Metrics Monitoring and Alerting System
5 min readDesign a scalable metrics monitoring and alerting system for internal use by a large company. Out of scope: log monitoring and distributed tracing.

Figure 1 Popular services
Step 1 - Understand the Problem and Establish Design Scope
Requirements #
- Monitor operational system metrics: CPU load, memory, disk space, requests/sec, server count. Not business metrics.
- Scale: 100M DAU, 1,000 server pools × 100 machines/pool × 100 metrics/machine → ~10M metrics.
- Data retention policy:
- Raw data: 7 days
- 1-minute resolution: 30 days
- 1-hour resolution: 1 year
- Alert channels: email, phone, PagerDuty, webhooks.
Non-functional requirements #
- Scalable for growing metrics/alert volume.
- Low query latency for dashboards and alerts.
- Highly reliable (no missed critical alerts).
- Flexible pipeline for future technology integration.
Step 2 - Propose High-Level Design and Get Buy-In
Five components #

- Data collection: Gather metrics from sources.
- Data transmission: Transfer to monitoring system.

▸ DATA BLOCK
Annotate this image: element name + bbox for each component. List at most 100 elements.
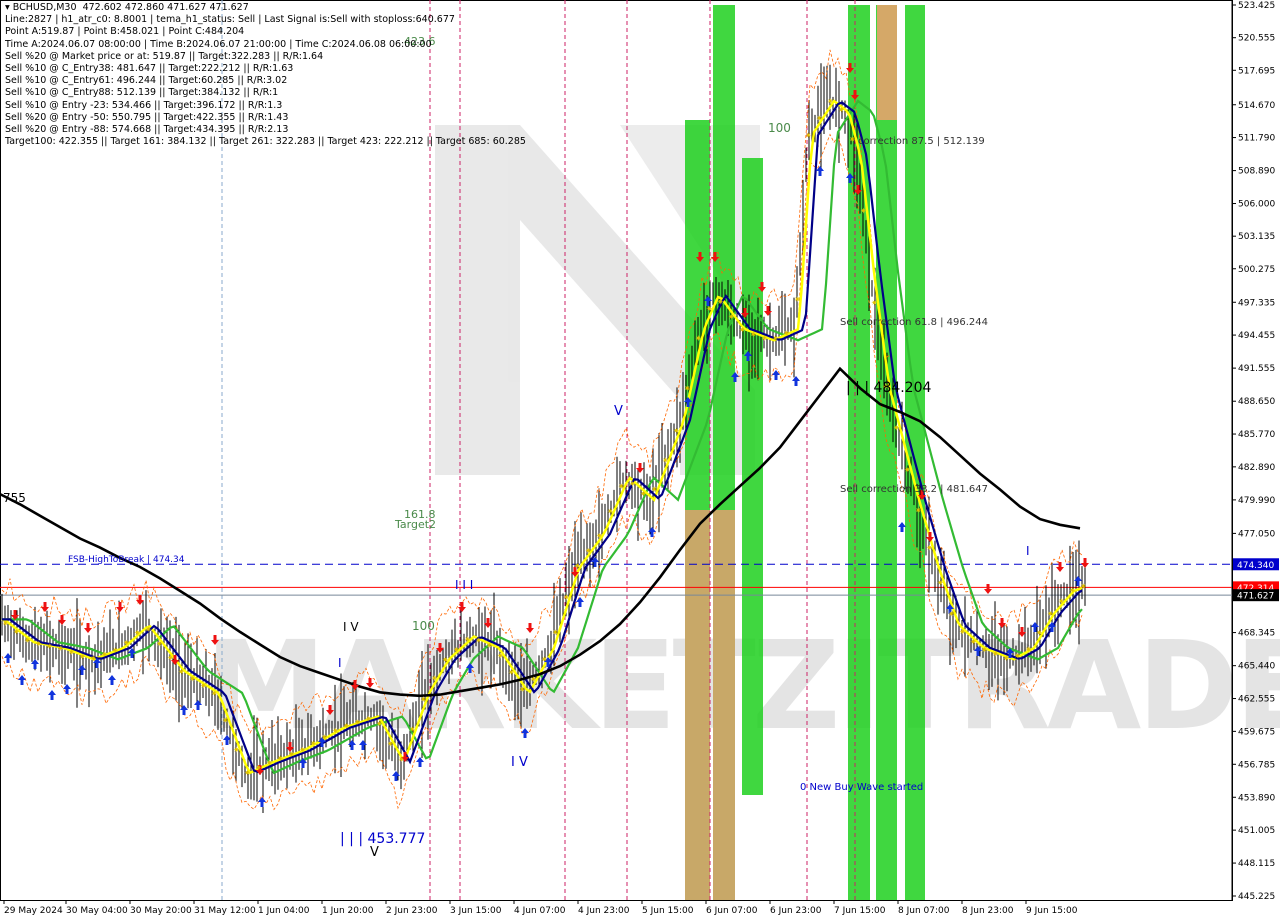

▸ TASK SET
**1.** Do these statements agree with the monitoring design page? Answer yes or no for each, quoting the words that decide it. (a) Raw data is kept for 30 days. (b) Log monitoring falls outside the scope of the design. (c) Business metrics are among the metrics to be monitored.
**2.** Can you extract everything in the monitoring design page from "Figure 1 Popular" down to "missed critical alerts)."?

▸ RESULTS BY TASK
**1.**
(a) No: "Raw data: 7 days"
(b) Yes: "Out of scope: log monitoring and distributed tracing."
(c) No: "Not business metrics."

**2.**
Figure 1 Popular services
Step 1 - Understand the Problem and Establish Design Scope
Requirements #
- Monitor operational system metrics: CPU load, memory, disk space, requests/sec, server count. Not business metrics.
- Scale: 100M DAU, 1,000 server pools × 100 machines/pool × 100 metrics/machine → ~10M metrics.
- Data retention policy:
- Raw data: 7 days
- 1-minute resolution: 30 days
- 1-hour resolution: 1 year
- Alert channels: email, phone, PagerDuty, webhooks.
Non-functional requirements #
- Scalable for growing metrics/alert volume.
- Low query latency for dashboards and alerts.
- Highly reliable (no missed critical alerts).